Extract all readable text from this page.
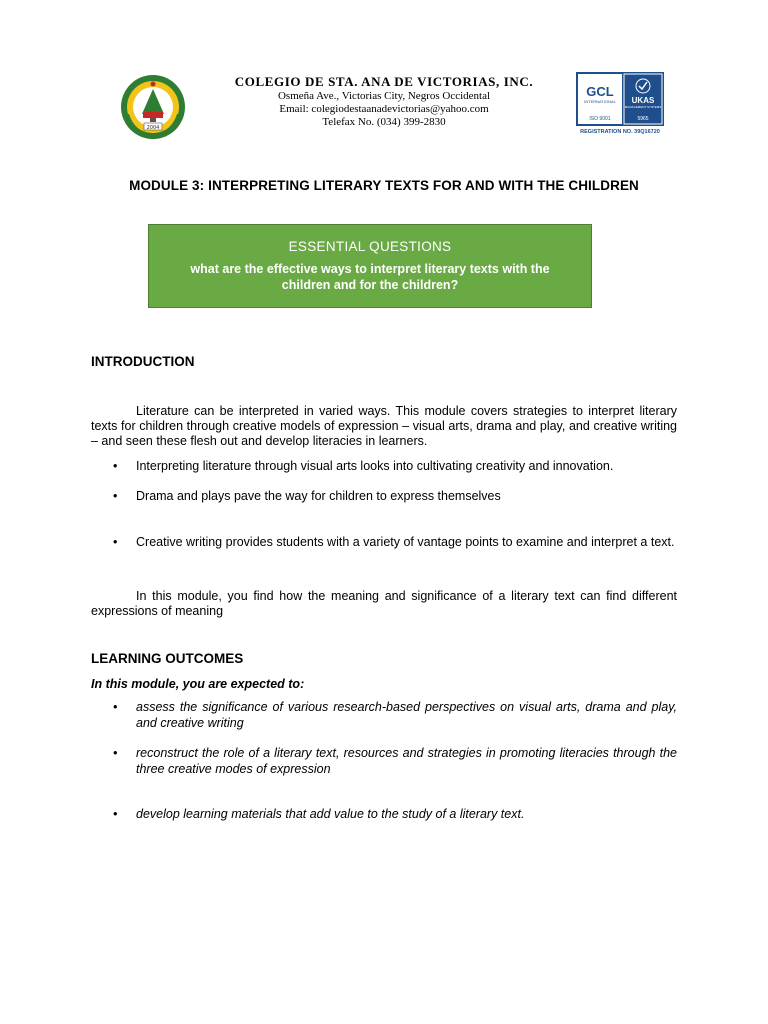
2004
COLEGIO DE STA. ANA DE VICTORIAS, INC.
Osmeña Ave., Victorias City, Negros Occidental
Email: colegiodestaanadevictorias@yahoo.com
Telefax No. (034) 399-2830
GCL
INTERNATIONAL UKAS
MANAGEMENT SYSTEMS
ISO 9001	5965
REGISTRATION NO. 39Q16720
MODULE 3: INTERPRETING LITERARY TEXTS FOR AND WITH THE CHILDREN
ESSENTIAL QUESTIONS
what are the effective ways to interpret literary texts with the children and for the children?
INTRODUCTION
Literature can be interpreted in varied ways. This module covers strategies to interpret literary texts for children through creative models of expression – visual arts, drama and play, and creative writing – and seen these flesh out and develop literacies in learners.
•	Interpreting literature through visual arts looks into cultivating creativity and innovation.
•	Drama and plays pave the way for children to express themselves
•	Creative writing provides students with a variety of vantage points to examine and interpret a text.
In this module, you find how the meaning and significance of a literary text can find different expressions of meaning
LEARNING OUTCOMES
In this module, you are expected to:
•	assess the significance of various research-based perspectives on visual arts, drama and play, and creative writing
•	reconstruct the role of a literary text, resources and strategies in promoting literacies through the three creative modes of expression
•	develop learning materials that add value to the study of a literary text.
========
▶ What you are asked to do:
The answer must consist solely of the number of lines in the entries that contain the word "visual".

▶ Solution to the exercise:
3